● **Short task**
Tally the lines that contain the string "document" and give the number by itself.

● **Records supplied**
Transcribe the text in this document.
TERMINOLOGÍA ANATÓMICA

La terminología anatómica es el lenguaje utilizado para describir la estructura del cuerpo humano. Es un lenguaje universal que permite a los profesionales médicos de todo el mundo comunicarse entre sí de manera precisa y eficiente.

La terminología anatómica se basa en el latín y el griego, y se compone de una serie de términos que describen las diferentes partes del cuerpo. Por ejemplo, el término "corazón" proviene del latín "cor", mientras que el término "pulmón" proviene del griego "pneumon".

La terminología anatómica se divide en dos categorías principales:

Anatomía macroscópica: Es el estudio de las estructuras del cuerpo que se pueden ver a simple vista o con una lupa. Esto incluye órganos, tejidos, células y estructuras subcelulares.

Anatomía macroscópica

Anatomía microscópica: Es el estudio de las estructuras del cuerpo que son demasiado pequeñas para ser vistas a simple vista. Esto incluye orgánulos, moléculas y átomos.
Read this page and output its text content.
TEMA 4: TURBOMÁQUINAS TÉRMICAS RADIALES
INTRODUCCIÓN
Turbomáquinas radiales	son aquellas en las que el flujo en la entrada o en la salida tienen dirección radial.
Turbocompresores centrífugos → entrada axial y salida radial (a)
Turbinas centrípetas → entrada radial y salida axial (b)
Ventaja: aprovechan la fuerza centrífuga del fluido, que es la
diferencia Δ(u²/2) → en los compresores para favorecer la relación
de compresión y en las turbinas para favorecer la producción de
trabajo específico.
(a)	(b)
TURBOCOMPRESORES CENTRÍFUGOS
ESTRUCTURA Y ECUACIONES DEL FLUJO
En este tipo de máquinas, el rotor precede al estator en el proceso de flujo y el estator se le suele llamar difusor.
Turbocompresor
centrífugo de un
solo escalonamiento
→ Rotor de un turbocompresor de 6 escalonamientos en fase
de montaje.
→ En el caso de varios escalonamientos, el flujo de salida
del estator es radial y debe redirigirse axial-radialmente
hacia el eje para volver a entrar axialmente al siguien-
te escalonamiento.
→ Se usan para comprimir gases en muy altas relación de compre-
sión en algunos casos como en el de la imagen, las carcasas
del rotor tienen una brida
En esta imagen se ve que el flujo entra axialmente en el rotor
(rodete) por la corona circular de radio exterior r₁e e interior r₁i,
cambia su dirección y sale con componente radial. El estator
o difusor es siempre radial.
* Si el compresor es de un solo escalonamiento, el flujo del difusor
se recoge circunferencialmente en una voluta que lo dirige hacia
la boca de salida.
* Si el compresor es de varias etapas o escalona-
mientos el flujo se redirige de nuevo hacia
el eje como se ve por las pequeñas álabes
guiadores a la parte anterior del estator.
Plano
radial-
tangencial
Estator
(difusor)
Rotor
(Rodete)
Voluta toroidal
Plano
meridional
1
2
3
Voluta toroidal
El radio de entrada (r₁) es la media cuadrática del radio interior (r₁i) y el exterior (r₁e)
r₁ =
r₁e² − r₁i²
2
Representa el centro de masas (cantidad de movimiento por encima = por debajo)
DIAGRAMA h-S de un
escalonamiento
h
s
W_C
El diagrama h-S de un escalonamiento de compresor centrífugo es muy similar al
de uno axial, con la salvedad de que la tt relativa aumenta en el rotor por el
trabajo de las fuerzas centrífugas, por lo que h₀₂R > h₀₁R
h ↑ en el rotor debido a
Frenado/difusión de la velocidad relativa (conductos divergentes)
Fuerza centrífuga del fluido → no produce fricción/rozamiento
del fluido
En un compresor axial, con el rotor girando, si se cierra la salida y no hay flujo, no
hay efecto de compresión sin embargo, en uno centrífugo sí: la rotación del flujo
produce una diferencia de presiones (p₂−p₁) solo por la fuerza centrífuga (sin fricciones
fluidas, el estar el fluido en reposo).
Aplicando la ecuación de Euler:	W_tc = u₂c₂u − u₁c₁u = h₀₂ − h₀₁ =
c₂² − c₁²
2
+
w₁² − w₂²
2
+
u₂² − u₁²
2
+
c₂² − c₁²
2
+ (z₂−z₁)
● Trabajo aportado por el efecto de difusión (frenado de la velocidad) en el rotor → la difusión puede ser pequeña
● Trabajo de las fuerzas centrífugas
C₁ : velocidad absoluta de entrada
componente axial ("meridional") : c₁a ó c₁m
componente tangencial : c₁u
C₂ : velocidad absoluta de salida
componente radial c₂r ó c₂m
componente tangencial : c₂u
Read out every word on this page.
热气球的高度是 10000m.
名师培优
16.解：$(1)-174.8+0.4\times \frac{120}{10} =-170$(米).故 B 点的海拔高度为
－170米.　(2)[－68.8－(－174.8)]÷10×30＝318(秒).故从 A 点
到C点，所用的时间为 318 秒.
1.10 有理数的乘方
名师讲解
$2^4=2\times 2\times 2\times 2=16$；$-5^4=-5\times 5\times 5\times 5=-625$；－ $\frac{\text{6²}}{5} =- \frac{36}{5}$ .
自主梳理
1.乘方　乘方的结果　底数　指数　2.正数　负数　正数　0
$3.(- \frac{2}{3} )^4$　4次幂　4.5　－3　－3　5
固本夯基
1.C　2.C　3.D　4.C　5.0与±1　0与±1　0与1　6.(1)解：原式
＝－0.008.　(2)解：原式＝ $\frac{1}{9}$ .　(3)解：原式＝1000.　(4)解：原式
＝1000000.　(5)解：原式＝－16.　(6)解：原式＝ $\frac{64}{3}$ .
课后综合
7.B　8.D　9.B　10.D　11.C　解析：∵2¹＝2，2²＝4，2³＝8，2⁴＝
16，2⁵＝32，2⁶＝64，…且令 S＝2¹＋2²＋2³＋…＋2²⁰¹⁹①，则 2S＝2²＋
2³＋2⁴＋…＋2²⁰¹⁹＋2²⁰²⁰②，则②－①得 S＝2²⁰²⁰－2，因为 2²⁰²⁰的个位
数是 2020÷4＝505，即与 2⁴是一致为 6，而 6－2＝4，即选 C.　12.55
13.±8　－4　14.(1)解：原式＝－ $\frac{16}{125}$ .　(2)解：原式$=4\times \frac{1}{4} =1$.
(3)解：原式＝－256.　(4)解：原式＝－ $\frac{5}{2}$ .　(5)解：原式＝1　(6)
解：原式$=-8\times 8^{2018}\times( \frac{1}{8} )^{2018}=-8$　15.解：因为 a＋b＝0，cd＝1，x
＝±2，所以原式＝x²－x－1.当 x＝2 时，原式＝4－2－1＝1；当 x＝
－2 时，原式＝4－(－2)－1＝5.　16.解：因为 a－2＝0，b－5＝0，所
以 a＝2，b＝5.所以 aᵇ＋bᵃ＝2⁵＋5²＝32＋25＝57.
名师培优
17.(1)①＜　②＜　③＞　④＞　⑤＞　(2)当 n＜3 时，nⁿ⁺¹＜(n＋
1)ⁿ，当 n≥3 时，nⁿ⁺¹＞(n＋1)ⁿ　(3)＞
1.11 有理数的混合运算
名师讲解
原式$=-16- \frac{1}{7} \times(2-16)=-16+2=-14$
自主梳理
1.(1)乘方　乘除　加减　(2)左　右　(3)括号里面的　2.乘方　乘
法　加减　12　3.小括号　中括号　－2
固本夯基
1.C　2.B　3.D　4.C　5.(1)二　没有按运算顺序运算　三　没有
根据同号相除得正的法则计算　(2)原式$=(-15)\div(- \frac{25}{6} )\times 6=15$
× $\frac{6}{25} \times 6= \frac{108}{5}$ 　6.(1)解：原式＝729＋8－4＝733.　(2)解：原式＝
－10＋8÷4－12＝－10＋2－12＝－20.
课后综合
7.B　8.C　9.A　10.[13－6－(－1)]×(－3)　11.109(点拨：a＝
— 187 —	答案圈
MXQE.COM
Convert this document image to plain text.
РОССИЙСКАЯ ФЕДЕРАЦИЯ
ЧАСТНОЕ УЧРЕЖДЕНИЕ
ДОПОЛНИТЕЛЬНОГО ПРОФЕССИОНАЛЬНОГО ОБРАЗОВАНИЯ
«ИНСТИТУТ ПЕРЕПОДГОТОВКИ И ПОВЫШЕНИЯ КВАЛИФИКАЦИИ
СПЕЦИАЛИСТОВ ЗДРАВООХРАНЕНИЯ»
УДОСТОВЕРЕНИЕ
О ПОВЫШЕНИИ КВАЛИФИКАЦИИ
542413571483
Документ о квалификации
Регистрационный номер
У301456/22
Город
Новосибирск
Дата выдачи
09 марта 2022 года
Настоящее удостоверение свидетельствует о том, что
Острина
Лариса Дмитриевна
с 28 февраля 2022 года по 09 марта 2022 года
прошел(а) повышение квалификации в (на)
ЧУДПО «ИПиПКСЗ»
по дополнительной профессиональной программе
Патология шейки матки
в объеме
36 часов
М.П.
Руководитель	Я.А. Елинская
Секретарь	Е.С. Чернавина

● **Task solution**
2